» **GOAL**:
Check every line of the entries for "link", and copy the lines that hold it.
# # # # # # #
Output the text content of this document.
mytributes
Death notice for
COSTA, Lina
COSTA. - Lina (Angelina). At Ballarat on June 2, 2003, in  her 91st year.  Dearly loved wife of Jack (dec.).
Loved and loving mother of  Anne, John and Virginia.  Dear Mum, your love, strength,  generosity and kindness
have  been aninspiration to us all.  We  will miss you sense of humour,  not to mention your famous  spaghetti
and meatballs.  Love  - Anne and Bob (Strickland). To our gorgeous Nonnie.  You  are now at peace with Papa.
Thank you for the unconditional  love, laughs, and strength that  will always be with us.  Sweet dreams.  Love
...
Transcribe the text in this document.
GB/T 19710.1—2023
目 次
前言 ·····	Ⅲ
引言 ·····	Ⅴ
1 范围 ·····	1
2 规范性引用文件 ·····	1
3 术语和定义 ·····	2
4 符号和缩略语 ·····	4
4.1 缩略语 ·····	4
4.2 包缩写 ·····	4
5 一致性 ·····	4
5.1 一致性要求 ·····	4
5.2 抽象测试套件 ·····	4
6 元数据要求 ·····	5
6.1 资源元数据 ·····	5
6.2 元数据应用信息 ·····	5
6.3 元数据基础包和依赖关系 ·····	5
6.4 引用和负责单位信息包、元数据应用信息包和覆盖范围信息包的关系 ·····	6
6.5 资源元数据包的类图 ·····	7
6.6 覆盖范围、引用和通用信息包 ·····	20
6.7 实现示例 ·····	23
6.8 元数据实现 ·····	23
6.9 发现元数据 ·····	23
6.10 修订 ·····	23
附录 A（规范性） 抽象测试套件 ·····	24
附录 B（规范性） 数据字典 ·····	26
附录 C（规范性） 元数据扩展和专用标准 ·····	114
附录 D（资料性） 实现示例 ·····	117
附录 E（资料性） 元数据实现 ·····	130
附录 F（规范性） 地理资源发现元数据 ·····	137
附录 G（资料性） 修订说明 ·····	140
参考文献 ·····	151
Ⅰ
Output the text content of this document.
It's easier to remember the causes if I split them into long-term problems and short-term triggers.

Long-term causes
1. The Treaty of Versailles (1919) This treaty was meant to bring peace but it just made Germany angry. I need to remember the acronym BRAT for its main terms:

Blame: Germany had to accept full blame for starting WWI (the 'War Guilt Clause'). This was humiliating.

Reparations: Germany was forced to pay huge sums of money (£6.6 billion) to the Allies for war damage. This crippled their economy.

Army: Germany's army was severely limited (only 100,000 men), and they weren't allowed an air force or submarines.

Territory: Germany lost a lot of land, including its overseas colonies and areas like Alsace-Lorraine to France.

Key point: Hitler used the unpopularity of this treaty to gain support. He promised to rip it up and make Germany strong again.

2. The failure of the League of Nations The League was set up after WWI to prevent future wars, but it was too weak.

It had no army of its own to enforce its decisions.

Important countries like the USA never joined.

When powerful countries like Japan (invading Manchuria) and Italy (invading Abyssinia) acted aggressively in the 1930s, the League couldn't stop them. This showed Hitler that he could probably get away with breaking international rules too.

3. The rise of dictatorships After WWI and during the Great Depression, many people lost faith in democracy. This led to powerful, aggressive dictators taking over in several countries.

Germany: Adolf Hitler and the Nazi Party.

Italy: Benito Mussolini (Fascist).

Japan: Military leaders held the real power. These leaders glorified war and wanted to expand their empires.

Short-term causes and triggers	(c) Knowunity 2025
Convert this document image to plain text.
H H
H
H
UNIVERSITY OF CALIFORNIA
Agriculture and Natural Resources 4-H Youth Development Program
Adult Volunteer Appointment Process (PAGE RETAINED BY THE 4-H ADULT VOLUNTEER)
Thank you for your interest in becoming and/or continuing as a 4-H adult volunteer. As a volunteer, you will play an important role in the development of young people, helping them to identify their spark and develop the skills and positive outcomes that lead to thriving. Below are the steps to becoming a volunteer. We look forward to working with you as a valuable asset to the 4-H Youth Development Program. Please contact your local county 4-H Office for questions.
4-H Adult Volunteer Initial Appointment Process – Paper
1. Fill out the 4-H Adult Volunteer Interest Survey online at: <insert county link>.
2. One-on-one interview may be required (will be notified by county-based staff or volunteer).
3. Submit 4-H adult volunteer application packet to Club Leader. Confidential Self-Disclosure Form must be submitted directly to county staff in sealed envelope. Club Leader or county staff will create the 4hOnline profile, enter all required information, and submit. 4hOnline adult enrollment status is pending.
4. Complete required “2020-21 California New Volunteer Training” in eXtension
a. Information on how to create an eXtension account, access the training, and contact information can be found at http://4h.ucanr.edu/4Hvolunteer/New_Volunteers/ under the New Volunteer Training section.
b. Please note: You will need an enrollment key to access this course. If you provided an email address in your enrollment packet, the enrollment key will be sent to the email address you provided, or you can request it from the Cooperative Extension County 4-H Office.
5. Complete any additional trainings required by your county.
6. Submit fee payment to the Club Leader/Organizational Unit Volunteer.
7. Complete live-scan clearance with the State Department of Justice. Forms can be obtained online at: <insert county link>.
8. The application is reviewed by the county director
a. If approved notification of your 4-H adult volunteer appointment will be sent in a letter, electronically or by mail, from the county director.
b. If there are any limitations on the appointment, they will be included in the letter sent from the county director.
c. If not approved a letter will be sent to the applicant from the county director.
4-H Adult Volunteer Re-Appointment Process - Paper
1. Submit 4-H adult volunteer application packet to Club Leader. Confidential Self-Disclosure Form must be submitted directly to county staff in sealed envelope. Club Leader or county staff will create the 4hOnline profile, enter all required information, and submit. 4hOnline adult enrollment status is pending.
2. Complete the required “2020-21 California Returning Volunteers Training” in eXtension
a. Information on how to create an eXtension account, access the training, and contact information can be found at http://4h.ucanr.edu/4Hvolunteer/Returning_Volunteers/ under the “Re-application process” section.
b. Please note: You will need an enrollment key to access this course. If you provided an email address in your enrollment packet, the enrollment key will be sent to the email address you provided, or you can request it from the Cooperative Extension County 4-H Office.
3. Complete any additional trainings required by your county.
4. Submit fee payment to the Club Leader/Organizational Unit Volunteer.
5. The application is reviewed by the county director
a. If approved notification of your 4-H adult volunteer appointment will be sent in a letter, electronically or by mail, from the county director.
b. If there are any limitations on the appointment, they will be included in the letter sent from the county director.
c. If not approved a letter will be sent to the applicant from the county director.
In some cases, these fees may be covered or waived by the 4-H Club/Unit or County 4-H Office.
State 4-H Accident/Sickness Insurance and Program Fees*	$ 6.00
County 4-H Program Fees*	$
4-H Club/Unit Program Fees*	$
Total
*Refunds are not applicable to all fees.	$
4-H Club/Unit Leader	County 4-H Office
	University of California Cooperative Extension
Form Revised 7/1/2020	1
# # # # # # #
» **RESULT OF THE EXERCISE**:
1. Fill out the 4-H Adult Volunteer Interest Survey online at: <insert county link>.
7. Complete live-scan clearance with the State Department of Justice. Forms can be obtained online at: <insert county link>.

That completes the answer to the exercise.